What to produce:
Exactly reproduce each record listed below.

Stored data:
============================================================

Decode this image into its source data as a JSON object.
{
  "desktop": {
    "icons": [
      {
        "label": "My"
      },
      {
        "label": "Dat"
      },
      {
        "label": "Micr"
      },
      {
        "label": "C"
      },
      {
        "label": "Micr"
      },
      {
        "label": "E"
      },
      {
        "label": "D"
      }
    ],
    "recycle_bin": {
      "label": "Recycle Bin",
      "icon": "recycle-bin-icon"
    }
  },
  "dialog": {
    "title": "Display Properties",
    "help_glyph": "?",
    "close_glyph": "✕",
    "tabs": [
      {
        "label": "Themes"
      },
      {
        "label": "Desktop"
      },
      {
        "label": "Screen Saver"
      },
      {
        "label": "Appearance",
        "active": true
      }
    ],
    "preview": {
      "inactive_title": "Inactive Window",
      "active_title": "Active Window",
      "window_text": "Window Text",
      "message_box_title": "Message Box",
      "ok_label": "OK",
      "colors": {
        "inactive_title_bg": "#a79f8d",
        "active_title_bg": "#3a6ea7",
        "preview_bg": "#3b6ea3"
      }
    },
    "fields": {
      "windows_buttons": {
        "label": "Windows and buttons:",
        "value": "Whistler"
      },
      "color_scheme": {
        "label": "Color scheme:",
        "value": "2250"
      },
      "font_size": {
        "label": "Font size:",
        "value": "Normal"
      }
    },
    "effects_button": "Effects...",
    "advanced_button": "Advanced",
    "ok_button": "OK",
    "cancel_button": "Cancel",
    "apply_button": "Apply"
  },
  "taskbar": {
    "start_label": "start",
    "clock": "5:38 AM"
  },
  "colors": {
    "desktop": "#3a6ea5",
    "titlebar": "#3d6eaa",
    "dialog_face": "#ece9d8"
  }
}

============================================================

Solution to this problem:
Decode this image into its source data as a JSON object.
{
  "desktop": {
    "icons": [
      {
        "label": "My"
      },
      {
        "label": "Dat"
      },
      {
        "label": "Micr"
      },
      {
        "label": "C"
      },
      {
        "label": "Micr"
      },
      {
        "label": "E"
      },
      {
        "label": "D"
      }
    ],
    "recycle_bin": {
      "label": "Recycle Bin",
      "icon": "recycle-bin-icon"
    }
  },
  "dialog": {
    "title": "Display Properties",
    "help_glyph": "?",
    "close_glyph": "✕",
    "tabs": [
      {
        "label": "Themes"
      },
      {
        "label": "Desktop"
      },
      {
        "label": "Screen Saver"
      },
      {
        "label": "Appearance",
        "active": true
      }
    ],
    "preview": {
      "inactive_title": "Inactive Window",
      "active_title": "Active Window",
      "window_text": "Window Text",
      "message_box_title": "Message Box",
      "ok_label": "OK",
      "colors": {
        "inactive_title_bg": "#a79f8d",
        "active_title_bg": "#3a6ea7",
        "preview_bg": "#3b6ea3"
      }
    },
    "fields": {
      "windows_buttons": {
        "label": "Windows and buttons:",
        "value": "Whistler"
      },
      "color_scheme": {
        "label": "Color scheme:",
        "value": "2250"
      },
      "font_size": {
        "label": "Font size:",
        "value": "Normal"
      }
    },
    "effects_button": "Effects...",
    "advanced_button": "Advanced",
    "ok_button": "OK",
    "cancel_button": "Cancel",
    "apply_button": "Apply"
  },
  "taskbar": {
    "start_label": "start",
    "clock": "5:38 AM"
  },
  "colors": {
    "desktop": "#3a6ea5",
    "titlebar": "#3d6eaa",
    "dialog_face": "#ece9d8"
  }
}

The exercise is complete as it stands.